*Your instructions:*
Pull out every line below that contains the word "this".

--- start Listing ---

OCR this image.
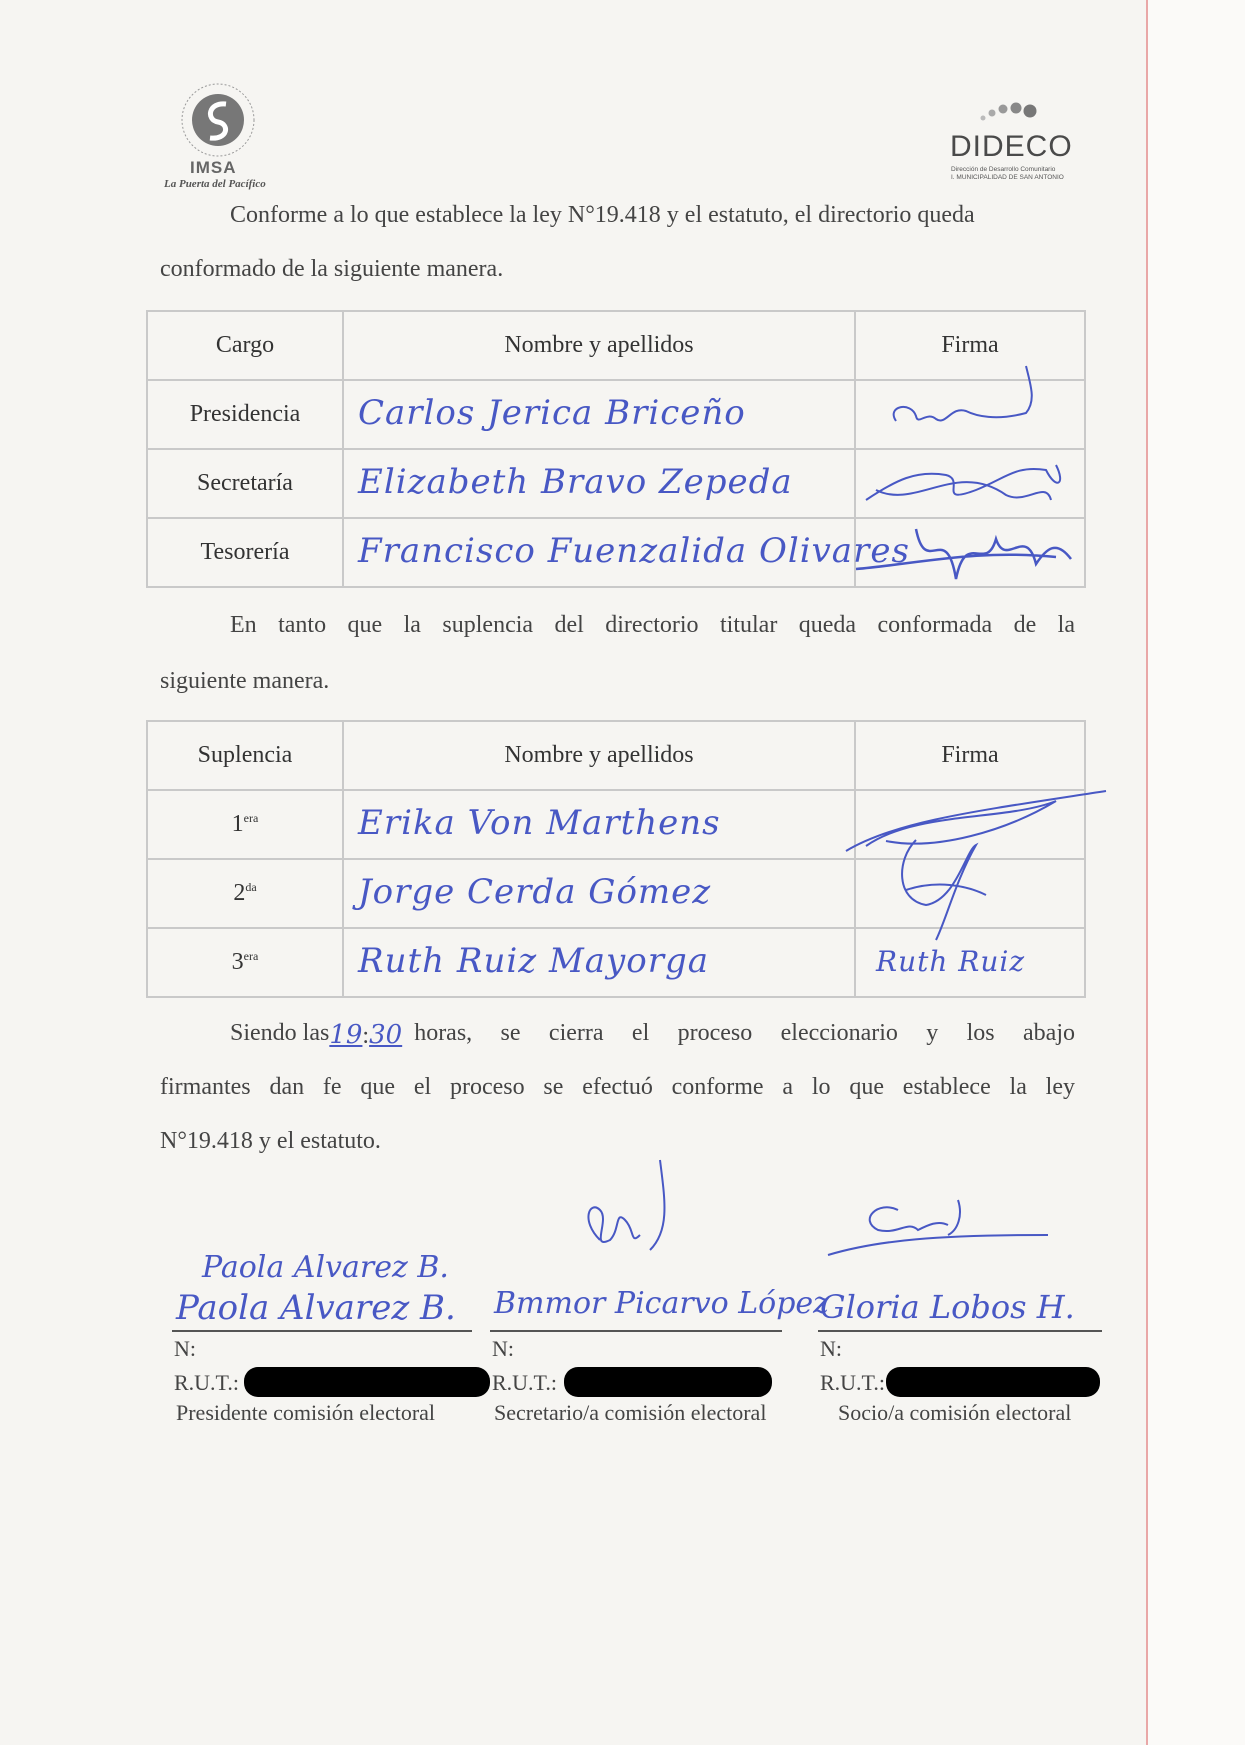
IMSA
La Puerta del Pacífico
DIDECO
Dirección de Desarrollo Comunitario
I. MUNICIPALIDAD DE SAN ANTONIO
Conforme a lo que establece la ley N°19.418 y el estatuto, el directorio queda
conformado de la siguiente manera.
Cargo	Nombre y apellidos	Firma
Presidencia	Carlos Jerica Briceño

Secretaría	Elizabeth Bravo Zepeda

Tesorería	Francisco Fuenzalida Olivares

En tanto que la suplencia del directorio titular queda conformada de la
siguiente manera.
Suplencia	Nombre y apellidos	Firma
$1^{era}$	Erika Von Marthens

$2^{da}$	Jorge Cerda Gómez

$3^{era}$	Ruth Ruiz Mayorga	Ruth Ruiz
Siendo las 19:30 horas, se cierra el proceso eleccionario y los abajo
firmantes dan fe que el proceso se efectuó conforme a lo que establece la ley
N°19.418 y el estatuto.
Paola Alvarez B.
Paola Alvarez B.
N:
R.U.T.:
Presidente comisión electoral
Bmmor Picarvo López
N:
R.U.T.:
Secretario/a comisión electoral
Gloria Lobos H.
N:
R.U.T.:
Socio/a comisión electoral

--- end Listing ---
--- start Listing ---

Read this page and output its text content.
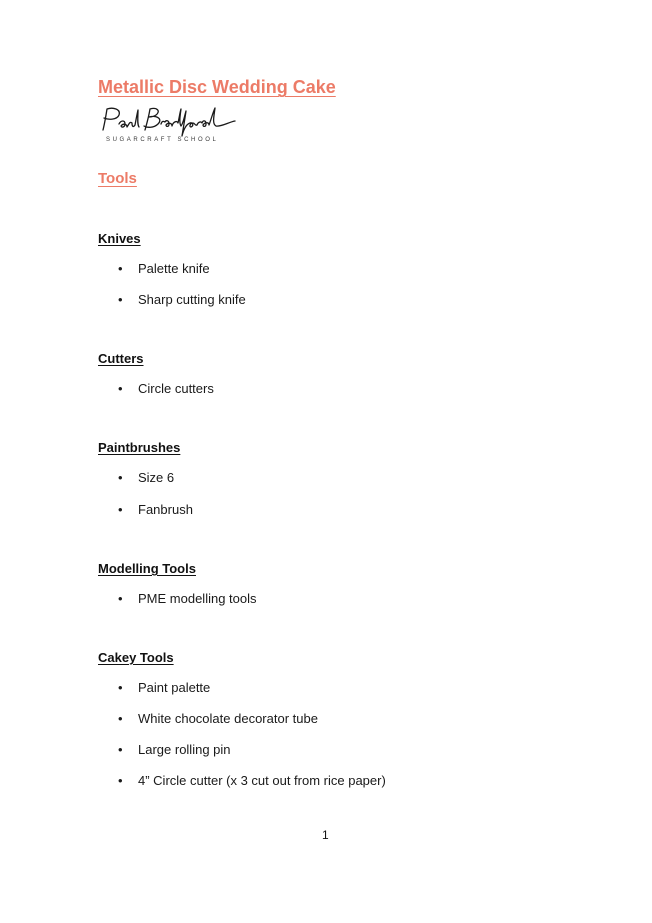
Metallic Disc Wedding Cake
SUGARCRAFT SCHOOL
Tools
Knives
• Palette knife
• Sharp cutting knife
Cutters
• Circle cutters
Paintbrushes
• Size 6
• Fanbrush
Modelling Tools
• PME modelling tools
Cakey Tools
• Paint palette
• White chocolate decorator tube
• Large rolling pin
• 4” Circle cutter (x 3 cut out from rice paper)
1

--- end Listing ---

*Written answer:*
OCR this image.
Read this page and output its text content.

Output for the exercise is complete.